## What the task requires
Isolate every line in the records below with "Jacques" in it.

[Stored records]

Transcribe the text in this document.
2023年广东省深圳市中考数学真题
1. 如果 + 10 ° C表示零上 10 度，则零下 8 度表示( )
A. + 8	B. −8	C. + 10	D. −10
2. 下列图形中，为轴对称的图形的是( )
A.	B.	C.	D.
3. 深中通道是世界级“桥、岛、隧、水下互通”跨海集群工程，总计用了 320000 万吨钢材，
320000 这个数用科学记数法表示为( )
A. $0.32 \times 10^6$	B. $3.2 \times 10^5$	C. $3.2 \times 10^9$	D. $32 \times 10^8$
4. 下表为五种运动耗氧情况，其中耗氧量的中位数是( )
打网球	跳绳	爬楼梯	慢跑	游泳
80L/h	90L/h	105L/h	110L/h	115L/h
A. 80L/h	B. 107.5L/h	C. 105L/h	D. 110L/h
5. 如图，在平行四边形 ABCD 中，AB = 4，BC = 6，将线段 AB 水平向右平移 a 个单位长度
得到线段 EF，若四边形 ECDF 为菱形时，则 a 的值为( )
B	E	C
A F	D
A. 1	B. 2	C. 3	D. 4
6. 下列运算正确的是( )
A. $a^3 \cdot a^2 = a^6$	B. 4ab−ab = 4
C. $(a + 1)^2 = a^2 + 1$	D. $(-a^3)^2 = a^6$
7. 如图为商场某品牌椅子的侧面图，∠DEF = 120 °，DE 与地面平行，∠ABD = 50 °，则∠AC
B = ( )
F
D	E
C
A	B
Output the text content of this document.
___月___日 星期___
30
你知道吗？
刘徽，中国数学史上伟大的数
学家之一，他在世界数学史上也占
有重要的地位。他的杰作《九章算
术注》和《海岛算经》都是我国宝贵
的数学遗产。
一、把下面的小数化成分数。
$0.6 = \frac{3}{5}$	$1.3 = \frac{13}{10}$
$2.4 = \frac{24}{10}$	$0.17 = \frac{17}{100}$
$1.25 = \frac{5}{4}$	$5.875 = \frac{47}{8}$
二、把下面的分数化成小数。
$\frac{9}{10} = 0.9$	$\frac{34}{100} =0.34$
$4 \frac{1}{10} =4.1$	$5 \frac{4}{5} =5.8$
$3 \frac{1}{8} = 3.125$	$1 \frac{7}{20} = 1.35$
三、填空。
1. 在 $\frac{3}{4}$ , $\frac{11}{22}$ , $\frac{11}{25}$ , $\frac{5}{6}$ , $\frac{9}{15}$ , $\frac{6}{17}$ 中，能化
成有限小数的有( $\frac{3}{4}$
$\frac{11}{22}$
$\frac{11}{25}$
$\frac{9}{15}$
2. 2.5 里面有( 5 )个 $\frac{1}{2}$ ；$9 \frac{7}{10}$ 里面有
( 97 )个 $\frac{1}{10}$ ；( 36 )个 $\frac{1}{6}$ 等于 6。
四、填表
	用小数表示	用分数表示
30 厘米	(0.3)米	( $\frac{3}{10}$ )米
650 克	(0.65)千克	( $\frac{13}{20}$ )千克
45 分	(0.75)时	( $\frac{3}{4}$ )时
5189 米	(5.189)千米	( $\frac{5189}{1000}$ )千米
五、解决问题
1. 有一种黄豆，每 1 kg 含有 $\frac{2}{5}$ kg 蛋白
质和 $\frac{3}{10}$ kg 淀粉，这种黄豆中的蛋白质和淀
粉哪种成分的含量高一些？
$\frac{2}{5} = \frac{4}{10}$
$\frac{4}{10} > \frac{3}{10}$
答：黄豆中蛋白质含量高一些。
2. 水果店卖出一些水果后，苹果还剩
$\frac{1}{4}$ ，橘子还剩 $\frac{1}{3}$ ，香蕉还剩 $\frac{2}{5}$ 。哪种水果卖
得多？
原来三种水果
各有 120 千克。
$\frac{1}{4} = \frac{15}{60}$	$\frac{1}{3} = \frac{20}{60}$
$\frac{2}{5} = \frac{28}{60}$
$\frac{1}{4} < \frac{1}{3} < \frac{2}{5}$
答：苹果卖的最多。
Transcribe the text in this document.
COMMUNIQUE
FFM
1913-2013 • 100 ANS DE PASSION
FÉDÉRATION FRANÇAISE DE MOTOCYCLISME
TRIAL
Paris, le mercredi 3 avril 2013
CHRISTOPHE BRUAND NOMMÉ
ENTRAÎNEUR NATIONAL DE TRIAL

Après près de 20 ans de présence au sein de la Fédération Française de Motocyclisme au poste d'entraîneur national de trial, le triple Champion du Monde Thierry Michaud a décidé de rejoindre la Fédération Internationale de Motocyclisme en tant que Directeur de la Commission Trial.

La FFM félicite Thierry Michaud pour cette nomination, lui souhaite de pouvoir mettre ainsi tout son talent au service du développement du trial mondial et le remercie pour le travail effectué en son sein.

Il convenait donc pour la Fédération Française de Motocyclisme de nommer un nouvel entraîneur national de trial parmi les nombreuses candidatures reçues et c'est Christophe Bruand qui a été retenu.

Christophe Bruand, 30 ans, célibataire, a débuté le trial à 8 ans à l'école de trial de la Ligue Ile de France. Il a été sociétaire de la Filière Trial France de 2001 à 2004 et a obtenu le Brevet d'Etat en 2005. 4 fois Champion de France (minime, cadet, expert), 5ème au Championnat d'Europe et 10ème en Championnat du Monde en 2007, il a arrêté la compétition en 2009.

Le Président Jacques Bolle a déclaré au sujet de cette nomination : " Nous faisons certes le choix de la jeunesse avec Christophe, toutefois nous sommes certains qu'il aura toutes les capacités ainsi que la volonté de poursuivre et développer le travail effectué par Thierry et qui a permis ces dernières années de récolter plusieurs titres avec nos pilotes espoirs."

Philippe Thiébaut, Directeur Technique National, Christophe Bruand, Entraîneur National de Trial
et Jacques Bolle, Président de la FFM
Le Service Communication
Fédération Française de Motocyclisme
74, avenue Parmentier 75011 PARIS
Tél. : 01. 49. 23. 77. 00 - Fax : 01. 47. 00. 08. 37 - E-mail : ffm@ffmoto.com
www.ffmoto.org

## Completed exercise
Le Président Jacques Bolle a déclaré au sujet de cette nomination : " Nous faisons certes le choix de la jeunesse avec Christophe, toutefois nous sommes certains qu'il aura toutes les capacités ainsi que la volonté de poursuivre et développer le travail effectué par Thierry et qui a permis ces dernières années de récolter plusieurs titres avec nos pilotes espoirs."
et Jacques Bolle, Président de la FFM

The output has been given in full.